What to work on »
Copy out all the lines in the records that include the word "data".

• • •

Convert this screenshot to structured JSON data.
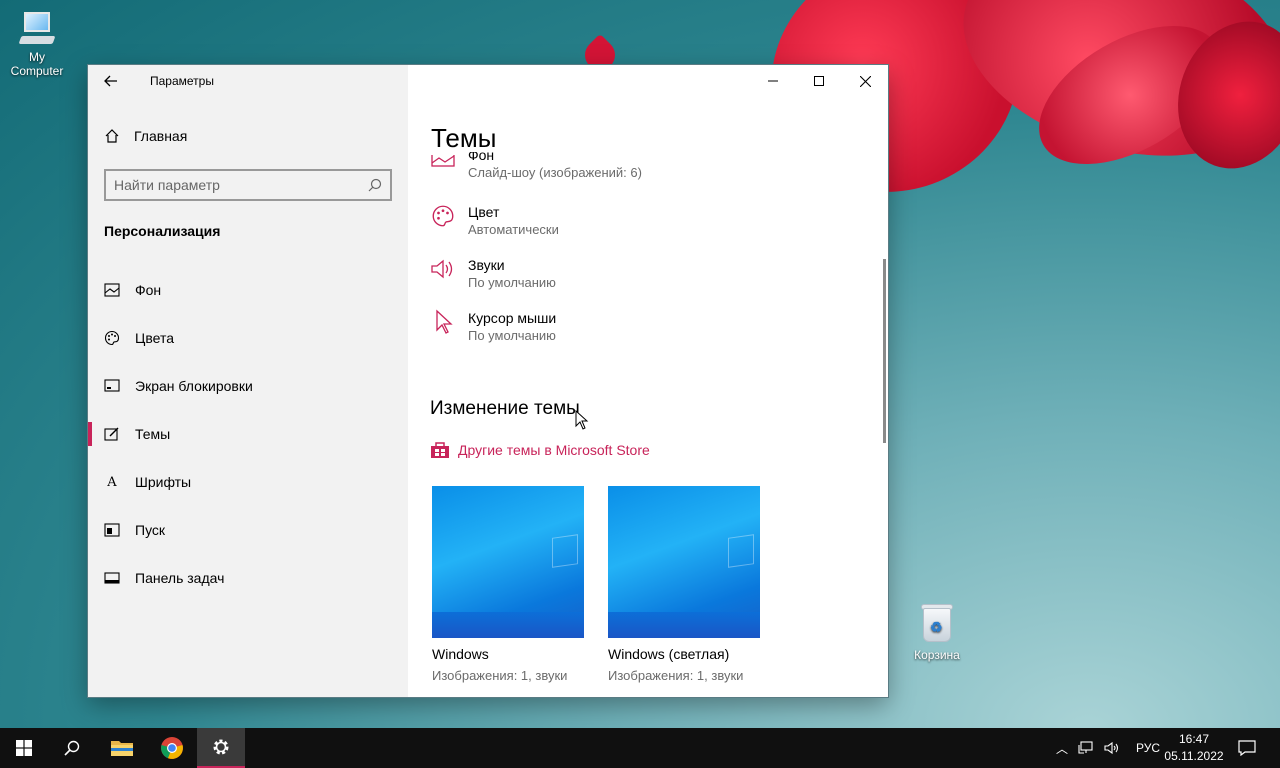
{
  "desktop": {
    "icons": [
      {
        "label": "My Computer"
      },
      {
        "label": "Корзина"
      }
    ]
  },
  "window": {
    "app_title": "Параметры",
    "sidebar": {
      "home_label": "Главная",
      "search_placeholder": "Найти параметр",
      "section_title": "Персонализация",
      "items": [
        {
          "label": "Фон",
          "icon": "picture-icon"
        },
        {
          "label": "Цвета",
          "icon": "palette-icon"
        },
        {
          "label": "Экран блокировки",
          "icon": "lock-screen-icon"
        },
        {
          "label": "Темы",
          "icon": "themes-icon",
          "active": true
        },
        {
          "label": "Шрифты",
          "icon": "fonts-icon"
        },
        {
          "label": "Пуск",
          "icon": "start-icon"
        },
        {
          "label": "Панель задач",
          "icon": "taskbar-icon"
        }
      ]
    },
    "content": {
      "page_title": "Темы",
      "settings": [
        {
          "title": "Фон",
          "value": "Слайд-шоу (изображений: 6)",
          "icon": "picture-icon"
        },
        {
          "title": "Цвет",
          "value": "Автоматически",
          "icon": "palette-icon"
        },
        {
          "title": "Звуки",
          "value": "По умолчанию",
          "icon": "speaker-icon"
        },
        {
          "title": "Курсор мыши",
          "value": "По умолчанию",
          "icon": "cursor-icon"
        }
      ],
      "change_theme_title": "Изменение темы",
      "store_link": "Другие темы в Microsoft Store",
      "themes": [
        {
          "name": "Windows",
          "details": "Изображения: 1, звуки"
        },
        {
          "name": "Windows (светлая)",
          "details": "Изображения: 1, звуки"
        }
      ]
    }
  },
  "taskbar": {
    "language": "РУС",
    "time": "16:47",
    "date": "05.11.2022"
  },
  "colors": {
    "accent": "#c8245a",
    "sidebar_bg": "#f2f2f2",
    "taskbar_bg": "#101010"
  }
}
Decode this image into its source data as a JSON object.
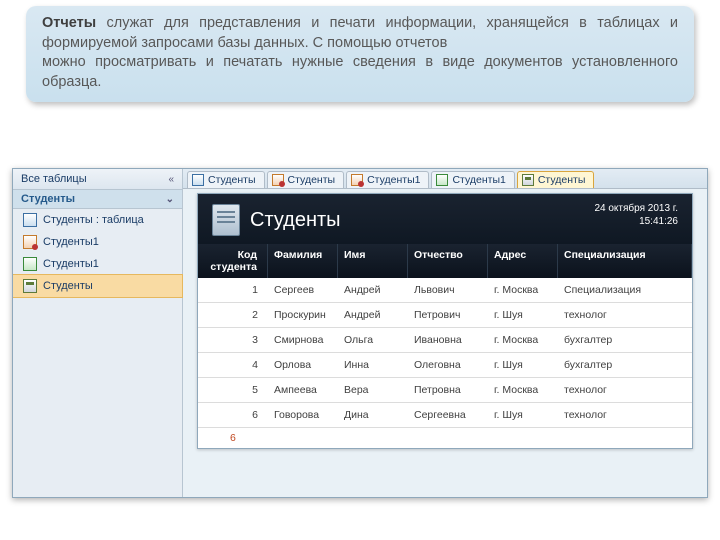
{
  "callout": {
    "bold": "Отчеты",
    "rest1": " служат для представления и печати информации, хранящейся в таблицах и формируемой запросами базы данных. С помощью отчетов",
    "rest2": " можно просматривать и печатать нужные сведения в виде документов установленного образца."
  },
  "sidebar": {
    "head": "Все таблицы",
    "group": "Студенты",
    "items": [
      {
        "label": "Студенты : таблица",
        "icon": "ic-table"
      },
      {
        "label": "Студенты1",
        "icon": "ic-query"
      },
      {
        "label": "Студенты1",
        "icon": "ic-form"
      },
      {
        "label": "Студенты",
        "icon": "ic-report",
        "selected": true
      }
    ]
  },
  "tabs": [
    {
      "label": "Студенты",
      "icon": "ic-table"
    },
    {
      "label": "Студенты",
      "icon": "ic-query"
    },
    {
      "label": "Студенты1",
      "icon": "ic-query"
    },
    {
      "label": "Студенты1",
      "icon": "ic-form"
    },
    {
      "label": "Студенты",
      "icon": "ic-report",
      "active": true
    }
  ],
  "report": {
    "title": "Студенты",
    "date": "24 октября 2013 г.",
    "time": "15:41:26",
    "columns": [
      "Код студента",
      "Фамилия",
      "Имя",
      "Отчество",
      "Адрес",
      "Специализация"
    ],
    "rows": [
      {
        "id": "1",
        "fam": "Сергеев",
        "name": "Андрей",
        "patr": "Львович",
        "addr": "г. Москва",
        "spec": "Специализация"
      },
      {
        "id": "2",
        "fam": "Проскурин",
        "name": "Андрей",
        "patr": "Петрович",
        "addr": "г. Шуя",
        "spec": "технолог"
      },
      {
        "id": "3",
        "fam": "Смирнова",
        "name": "Ольга",
        "patr": "Ивановна",
        "addr": "г. Москва",
        "spec": "бухгалтер"
      },
      {
        "id": "4",
        "fam": "Орлова",
        "name": "Инна",
        "patr": "Олеговна",
        "addr": "г. Шуя",
        "spec": "бухгалтер"
      },
      {
        "id": "5",
        "fam": "Ампеева",
        "name": "Вера",
        "patr": "Петровна",
        "addr": "г. Москва",
        "spec": "технолог"
      },
      {
        "id": "6",
        "fam": "Говорова",
        "name": "Дина",
        "patr": "Сергеевна",
        "addr": "г. Шуя",
        "spec": "технолог"
      }
    ],
    "footer_count": "6"
  }
}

• • •

Expected answer »
Convert this screenshot to structured JSON data.
Decode this image into its source data as a JSON object.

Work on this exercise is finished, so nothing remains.